== THE RECORDS
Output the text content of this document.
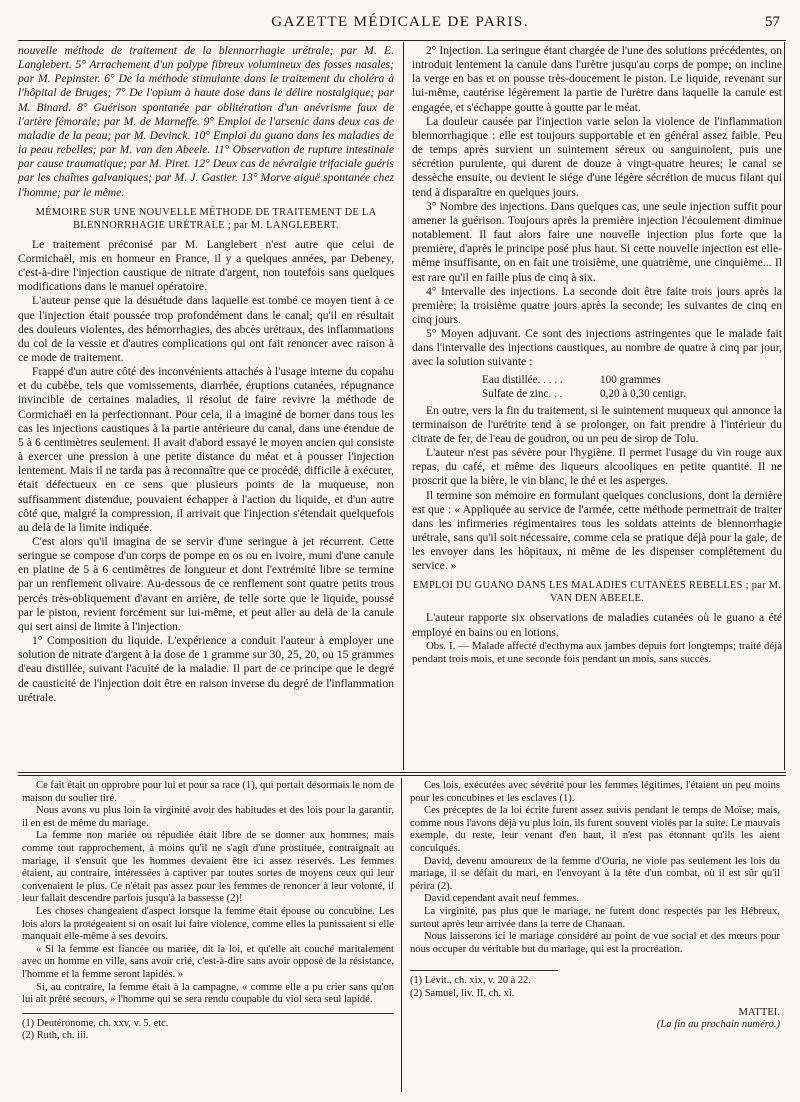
GAZETTE MÉDICALE DE PARIS.	57

nouvelle méthode de traitement de la blennorrhagie urétrale; par M. E. Langlebert. 5° Arrachement d'un polype fibreux volumineux des fosses nasales; par M. Pepinster. 6° De la méthode stimulante dans le traitement du choléra à l'hôpital de Bruges; 7° De l'opium à haute dose dans le délire nostalgique; par M. Binard. 8° Guérison spontanée par oblitération d'un anévrisme faux de l'artère fémorale; par M. de Marneffe. 9° Emploi de l'arsenic dans deux cas de maladie de la peau; par M. Devinck. 10° Emploi du guano dans les maladies de la peau rebelles; par M. van den Abeele. 11° Observation de rupture intestinale par cause traumatique; par M. Piret. 12° Deux cas de névralgie trifaciale guéris par les chaînes galvaniques; par M. J. Gastier. 13° Morve aiguë spontanée chez l'homme; par le même.

MÉMOIRE SUR UNE NOUVELLE MÉTHODE DE TRAITEMENT DE LA BLENNORRHAGIE URÉTRALE ; par M. LANGLEBERT.

Le traitement préconisé par M. Langlebert n'est autre que celui de Cormichaël, mis en honneur en France, il y a quelques années, par Debeney, c'est-à-dire l'injection caustique de nitrate d'argent, non toutefois sans quelques modifications dans le manuel opératoire.

L'auteur pense que la désuétude dans laquelle est tombé ce moyen tient à ce que l'injection était poussée trop profondément dans le canal; qu'il en résultait des douleurs violentes, des hémorrhagies, des abcès urétraux, des inflammations du col de la vessie et d'autres complications qui ont fait renoncer avec raison à ce mode de traitement.

Frappé d'un autre côté des inconvénients attachés à l'usage interne du copahu et du cubèbe, tels que vomissements, diarrhée, éruptions cutanées, répugnance invincible de certaines maladies, il résolut de faire revivre la méthode de Cormichaël en la perfectionnant. Pour cela, il a imaginé de borner dans tous les cas les injections caustiques à la partie antérieure du canal, dans une étendue de 5 à 6 centimètres seulement. Il avait d'abord essayé le moyen ancien qui consiste à exercer une pression à une petite distance du méat et à pousser l'injection lentement. Mais il ne tarda pas à reconnaître que ce procédé, difficile à exécuter, était défectueux en ce sens que plusieurs points de la muqueuse, non suffisamment distendue, pouvaient échapper à l'action du liquide, et d'un autre côté que, malgré la compression, il arrivait que l'injection s'étendait quelquefois au delà de la limite indiquée.

C'est alors qu'il imagina de se servir d'une seringue à jet récurrent. Cette seringue se compose d'un corps de pompe en os ou en ivoire, muni d'une canule en platine de 5 à 6 centimètres de longueur et dont l'extrémité libre se termine par un renflement olivaire. Au-dessous de ce renflement sont quatre petits trous percés très-obliquement d'avant en arrière, de telle sorte que le liquide, poussé par le piston, revient forcément sur lui-même, et peut aller au delà de la canule qui sert ainsi de limite à l'injection.

1° Composition du liquide. L'expérience a conduit l'auteur à employer une solution de nitrate d'argent à la dose de 1 gramme sur 30, 25, 20, ou 15 grammes d'eau distillée, suivant l'acuité de la maladie. Il part de ce principe que le degré de causticité de l'injection doit être en raison inverse du degré de l'inflammation urétrale.

2° Injection. La seringue étant chargée de l'une des solutions précédentes, on introduit lentement la canule dans l'urètre jusqu'au corps de pompe; on incline la verge en bas et on pousse très-doucement le piston. Le liquide, revenant sur lui-même, cautérise légèrement la partie de l'urètre dans laquelle la canule est engagée, et s'échappe goutte à goutte par le méat.

La douleur causée par l'injection varie selon la violence de l'inflammation blennorrhagique : elle est toujours supportable et en général assez faible. Peu de temps après survient un suintement séreux ou sanguinolent, puis une sécrétion purulente, qui durent de douze à vingt-quatre heures; le canal se dessèche ensuite, ou devient le siége d'une légère sécrétion de mucus filant qui tend à disparaître en quelques jours.

3° Nombre des injections. Dans quelques cas, une seule injection suffit pour amener la guérison. Toujours après la première injection l'écoulement diminue notablement. Il faut alors faire une nouvelle injection plus forte que la première, d'après le principe posé plus haut. Si cette nouvelle injection est elle-même insuffisante, on en fait une troisième, une quatrième, une cinquième... Il est rare qu'il en faille plus de cinq à six.

4° Intervalle des injections. La seconde doit être faite trois jours après la première; la troisième quatre jours après la seconde; les suivantes de cinq en cinq jours.

5° Moyen adjuvant. Ce sont des injections astringentes que le malade fait dans l'intervalle des injections caustiques, au nombre de quatre à cinq par jour, avec la solution suivante :

Eau distillée. . . . .	100 grammes
Sulfate de zinc. . .	0,20 à 0,30 centigr.

En outre, vers la fin du traitement, si le suintement muqueux qui annonce la terminaison de l'urétrite tend à se prolonger, on fait prendre à l'intérieur du citrate de fer, de l'eau de goudron, ou un peu de sirop de Tolu.

L'auteur n'est pas sévère pour l'hygiène. Il permet l'usage du vin rouge aux repas, du café, et même des liqueurs alcooliques en petite quantité. Il ne proscrit que la bière, le vin blanc, le thé et les asperges.

Il termine son mémoire en formulant quelques conclusions, dont la dernière est que : « Appliquée au service de l'armée, cette méthode permettrait de traiter dans les infirmeries régimentaires tous les soldats atteints de blennorrhagie urétrale, sans qu'il soit nécessaire, comme cela se pratique déjà pour la gale, de les envoyer dans les hôpitaux, ni même de les dispenser complétement du service. »

EMPLOI DU GUANO DANS LES MALADIES CUTANÉES REBELLES ; par M. VAN DEN ABEELE.

L'auteur rapporte six observations de maladies cutanées où le guano a été employé en bains ou en lotions.

Obs. I. — Malade affecté d'ecthyma aux jambes depuis fort longtemps; traité déjà pendant trois mois, et une seconde fois pendant un mois, sans succès.

Ce fait était un opprobre pour lui et pour sa race (1), qui portait désormais le nom de maison du soulier tiré.

Nous avons vu plus loin la virginité avoir des habitudes et des lois pour la garantir, il en est de même du mariage.

La femme non mariée ou répudiée était libre de se donner aux hommes; mais comme tout rapprochement, à moins qu'il ne s'agît d'une prostituée, contraignait au mariage, il s'ensuit que les hommes devaient être ici assez réservés. Les femmes étaient, au contraire, intéressées à captiver par toutes sortes de moyens ceux qui leur convenaient le plus. Ce n'était pas assez pour les femmes de renoncer à leur volonté, il leur fallait descendre parfois jusqu'à la bassesse (2)!

Les choses changeaient d'aspect lorsque la femme était épouse ou concubine. Les lois alors la protégeaient si on osait lui faire violence, comme elles la punissaient si elle manquait elle-même à ses devoirs.

« Si la femme est fiancée ou mariée, dit la loi, et qu'elle ait couché maritalement avec un homme en ville, sans avoir crié, c'est-à-dire sans avoir opposé de la résistance, l'homme et la femme seront lapidés. »

Si, au contraire, la femme était à la campagne, « comme elle a pu crier sans qu'on lui ait prêté secours, » l'homme qui se sera rendu coupable du viol sera seul lapidé.

(1) Deutéronome, ch. xxv, v. 5, etc.
(2) Ruth, ch. iii.

Ces lois, exécutées avec sévérité pour les femmes légitimes, l'étaient un peu moins pour les concubines et les esclaves (1).

Ces préceptes de la loi écrite furent assez suivis pendant le temps de Moïse; mais, comme nous l'avons déjà vu plus loin, ils furent souvent violés par la suite. Le mauvais exemple, du reste, leur venant d'en haut, il n'est pas étonnant qu'ils les aient conculqués.

David, devenu amoureux de la femme d'Ouria, ne viole pas seulement les lois du mariage, il se défait du mari, en l'envoyant à la tête d'un combat, où il est sûr qu'il périra (2).

David cependant avait neuf femmes.

La virginité, pas plus que le mariage, ne furent donc respectés par les Hébreux, surtout après leur arrivée dans la terre de Chanaan.

Nous laisserons ici le mariage considéré au point de vue social et des mœurs pour nous occuper du véritable but du mariage, qui est la procréation.

(1) Lévit., ch. xix, v. 20 à 22.
(2) Samuel, liv. II, ch. xi.
MATTEI.
(La fin au prochain numéro.)
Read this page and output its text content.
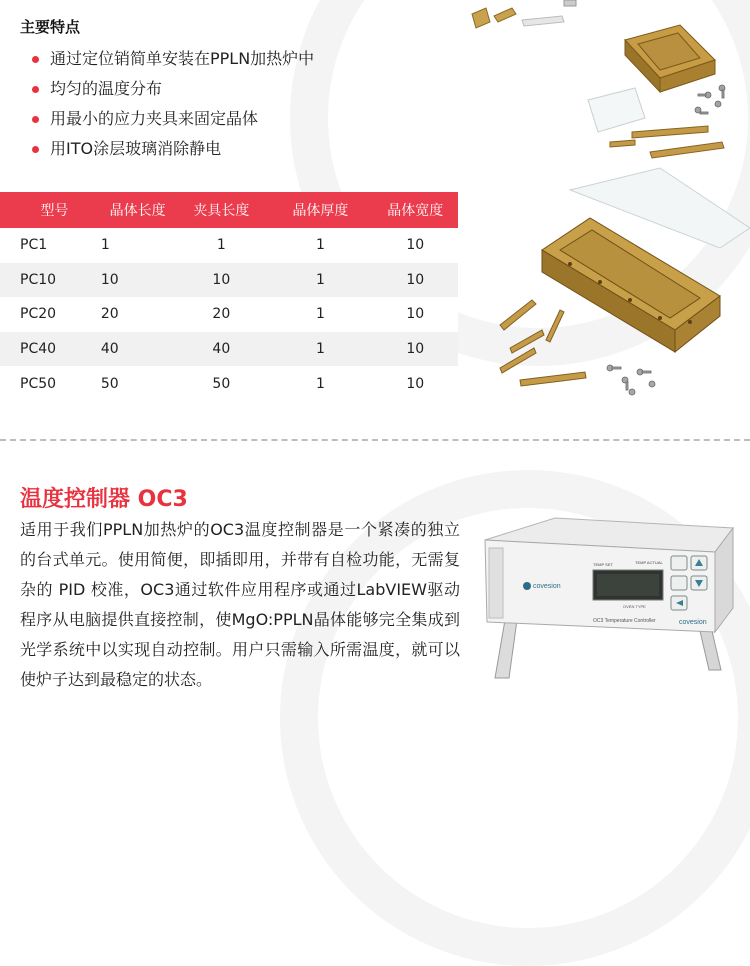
主要特点
通过定位销简单安装在PPLN加热炉中
均匀的温度分布
用最小的应力夹具来固定晶体
用ITO涂层玻璃消除静电
型号	晶体长度	夹具长度	晶体厚度	晶体宽度
PC1	1	1	1	10
PC10	10	10	1	10
PC20	20	20	1	10
PC40	40	40	1	10
PC50	50	50	1	10
温度控制器 OC3

适用于我们PPLN加热炉的OC3温度控制器是一个紧凑的独立的台式单元。使用简便，即插即用，并带有自检功能，无需复杂的 PID 校准，OC3通过软件应用程序或通过LabVIEW驱动程序从电脑提供直接控制，使MgO:PPLN晶体能够完全集成到光学系统中以实现自动控制。用户只需输入所需温度，就可以使炉子达到最稳定的状态。

TEMP SET	TEMP ACTUAL
OVEN TYPE
covesion
covesion
OC3 Temperature Controller
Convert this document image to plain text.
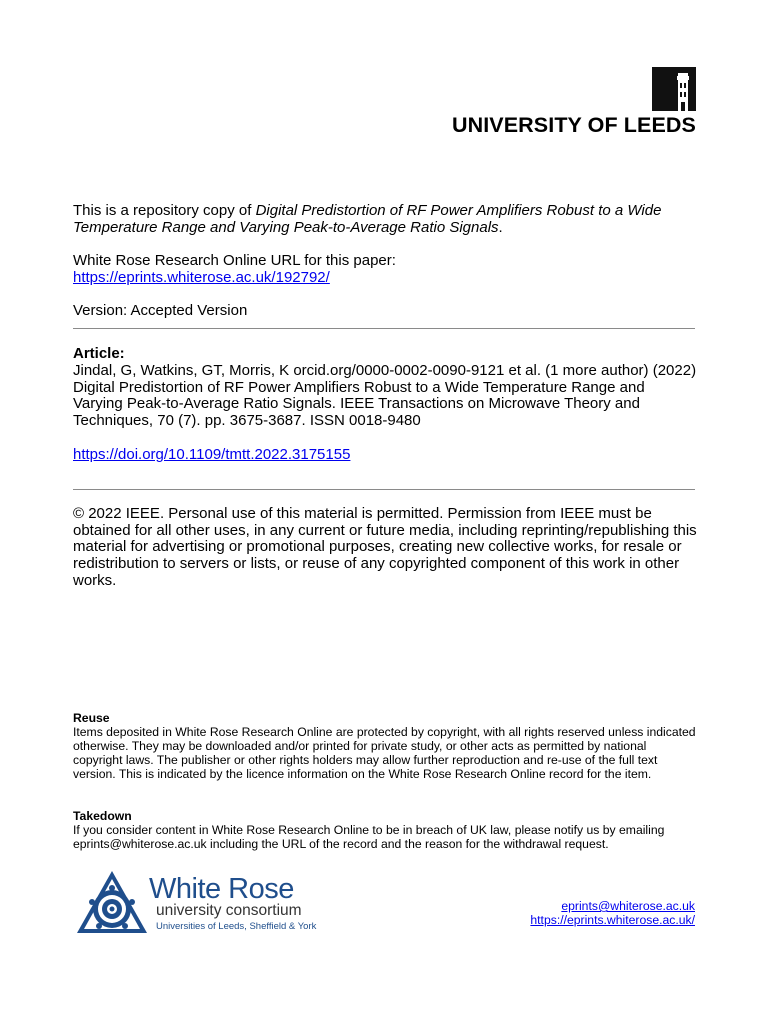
UNIVERSITY OF LEEDS
This is a repository copy of Digital Predistortion of RF Power Amplifiers Robust to a Wide Temperature Range and Varying Peak-to-Average Ratio Signals.
White Rose Research Online URL for this paper:
https://eprints.whiterose.ac.uk/192792/
Version: Accepted Version
Article:
Jindal, G, Watkins, GT, Morris, K orcid.org/0000-0002-0090-9121 et al. (1 more author) (2022) Digital Predistortion of RF Power Amplifiers Robust to a Wide Temperature Range and Varying Peak-to-Average Ratio Signals. IEEE Transactions on Microwave Theory and Techniques, 70 (7). pp. 3675-3687. ISSN 0018-9480
https://doi.org/10.1109/tmtt.2022.3175155
© 2022 IEEE. Personal use of this material is permitted. Permission from IEEE must be obtained for all other uses, in any current or future media, including reprinting/republishing this material for advertising or promotional purposes, creating new collective works, for resale or redistribution to servers or lists, or reuse of any copyrighted component of this work in other works.
Reuse
Items deposited in White Rose Research Online are protected by copyright, with all rights reserved unless indicated otherwise. They may be downloaded and/or printed for private study, or other acts as permitted by national copyright laws. The publisher or other rights holders may allow further reproduction and re-use of the full text version. This is indicated by the licence information on the White Rose Research Online record for the item.
Takedown
If you consider content in White Rose Research Online to be in breach of UK law, please notify us by emailing eprints@whiterose.ac.uk including the URL of the record and the reason for the withdrawal request.
White Rose
university consortium
Universities of Leeds, Sheffield & York
eprints@whiterose.ac.uk
https://eprints.whiterose.ac.uk/
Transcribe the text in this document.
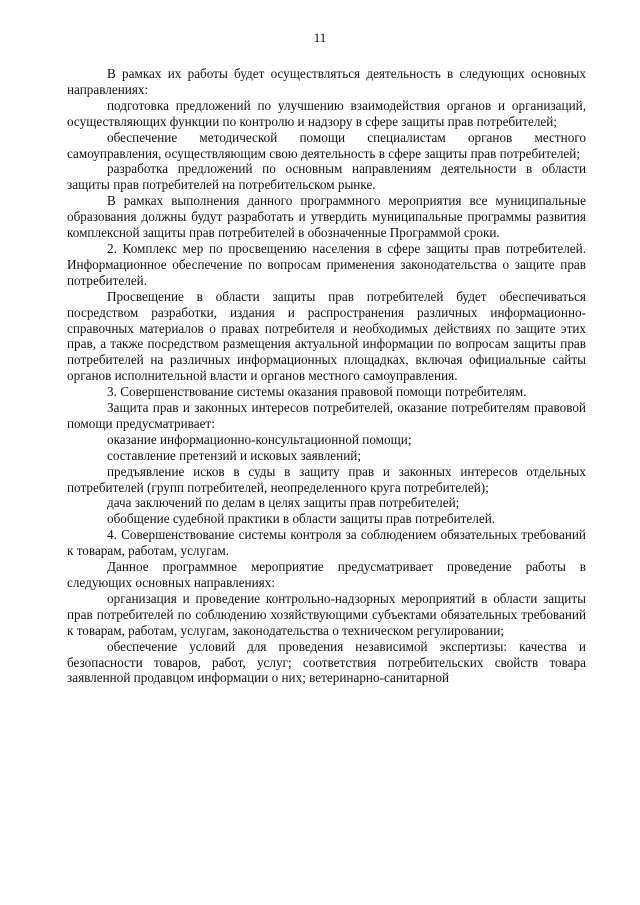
11

В рамках их работы будет осуществляться деятельность в следующих основных направлениях:

подготовка предложений по улучшению взаимодействия органов и организаций, осуществляющих функции по контролю и надзору в сфере защиты прав потребителей;

обеспечение методической помощи специалистам органов местного самоуправления, осуществляющим свою деятельность в сфере защиты прав потребителей;

разработка предложений по основным направлениям деятельности в области защиты прав потребителей на потребительском рынке.

В рамках выполнения данного программного мероприятия все муниципальные образования должны будут разработать и утвердить муниципальные программы развития комплексной защиты прав потребителей в обозначенные Программой сроки.

2. Комплекс мер по просвещению населения в сфере защиты прав потребителей. Информационное обеспечение по вопросам применения законодательства о защите прав потребителей.

Просвещение в области защиты прав потребителей будет обеспечиваться посредством разработки, издания и распространения различных информационно-справочных материалов о правах потребителя и необходимых действиях по защите этих прав, а также посредством размещения актуальной информации по вопросам защиты прав потребителей на различных информационных площадках, включая официальные сайты органов исполнительной власти и органов местного самоуправления.

3. Совершенствование системы оказания правовой помощи потребителям.

Защита прав и законных интересов потребителей, оказание потребителям правовой помощи предусматривает:

оказание информационно-консультационной помощи;

составление претензий и исковых заявлений;

предъявление исков в суды в защиту прав и законных интересов отдельных потребителей (групп потребителей, неопределенного круга потребителей);

дача заключений по делам в целях защиты прав потребителей;

обобщение судебной практики в области защиты прав потребителей.

4. Совершенствование системы контроля за соблюдением обязательных требований к товарам, работам, услугам.

Данное программное мероприятие предусматривает проведение работы в следующих основных направлениях:

организация и проведение контрольно-надзорных мероприятий в области защиты прав потребителей по соблюдению хозяйствующими субъектами обязательных требований к товарам, работам, услугам, законодательства о техническом регулировании;

обеспечение условий для проведения независимой экспертизы: качества и безопасности товаров, работ, услуг; соответствия потребительских свойств товара заявленной продавцом информации о них; ветеринарно-санитарной
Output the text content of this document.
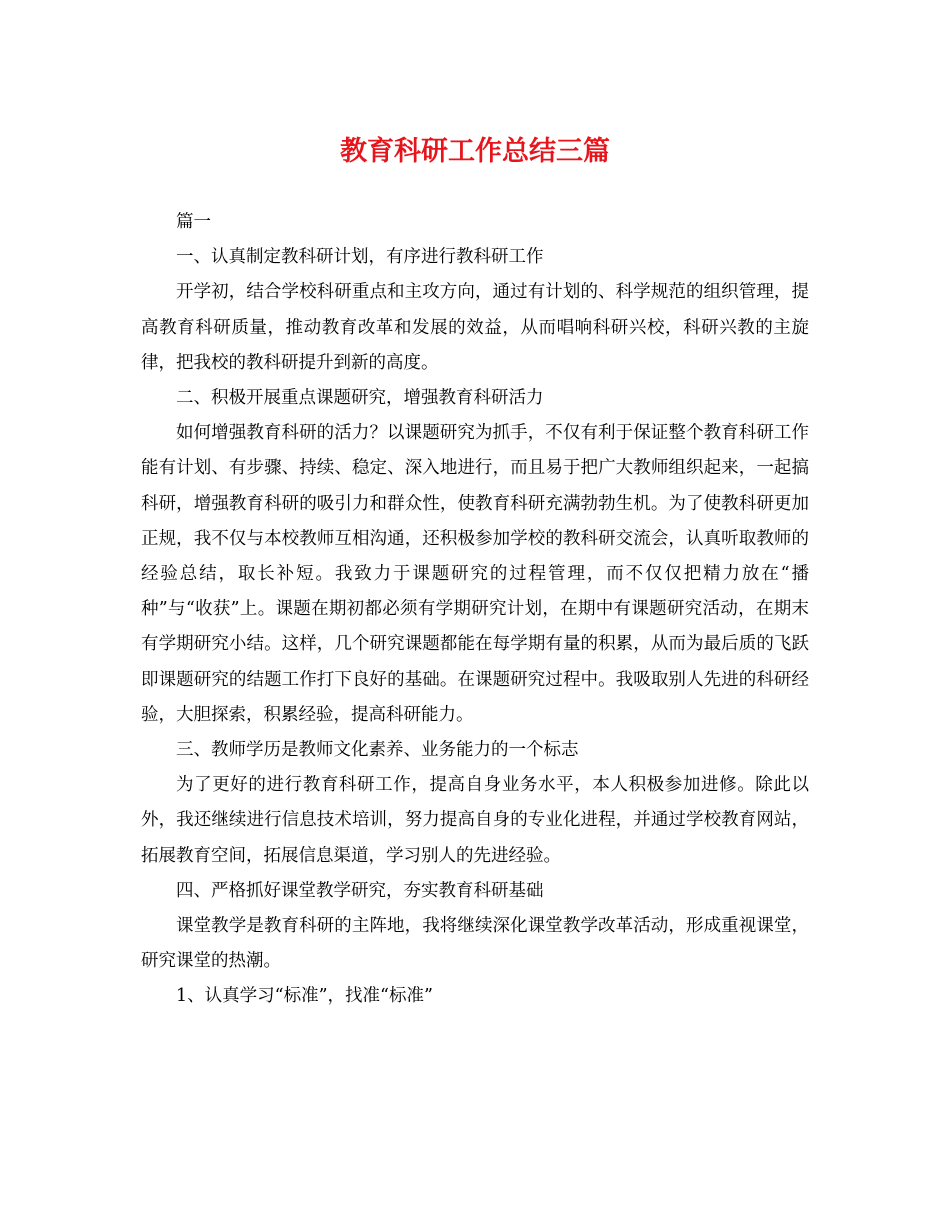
教育科研工作总结三篇

篇一

一、认真制定教科研计划，有序进行教科研工作

开学初，结合学校科研重点和主攻方向，通过有计划的、科学规范的组织管理，提高教育科研质量，推动教育改革和发展的效益，从而唱响科研兴校，科研兴教的主旋律，把我校的教科研提升到新的高度。

二、积极开展重点课题研究，增强教育科研活力

如何增强教育科研的活力？以课题研究为抓手，不仅有利于保证整个教育科研工作能有计划、有步骤、持续、稳定、深入地进行，而且易于把广大教师组织起来，一起搞科研，增强教育科研的吸引力和群众性，使教育科研充满勃勃生机。为了使教科研更加正规，我不仅与本校教师互相沟通，还积极参加学校的教科研交流会，认真听取教师的经验总结，取长补短。我致力于课题研究的过程管理，而不仅仅把精力放在“播种”与“收获”上。课题在期初都必须有学期研究计划，在期中有课题研究活动，在期末有学期研究小结。这样，几个研究课题都能在每学期有量的积累，从而为最后质的飞跃即课题研究的结题工作打下良好的基础。在课题研究过程中。我吸取别人先进的科研经验，大胆探索，积累经验，提高科研能力。

三、教师学历是教师文化素养、业务能力的一个标志

为了更好的进行教育科研工作，提高自身业务水平，本人积极参加进修。除此以外，我还继续进行信息技术培训，努力提高自身的专业化进程，并通过学校教育网站，拓展教育空间，拓展信息渠道，学习别人的先进经验。

四、严格抓好课堂教学研究，夯实教育科研基础

课堂教学是教育科研的主阵地，我将继续深化课堂教学改革活动，形成重视课堂，研究课堂的热潮。

1、认真学习“标准”，找准“标准”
====
STATED TASK: Find and copy every line in the entries above where the string "предложений" occurs.

CORRECT RESPONSE:
подготовка предложений по улучшению взаимодействия органов и организаций, осуществляющих функции по контролю и надзору в сфере защиты прав потребителей;
разработка предложений по основным направлениям деятельности в области защиты прав потребителей на потребительском рынке.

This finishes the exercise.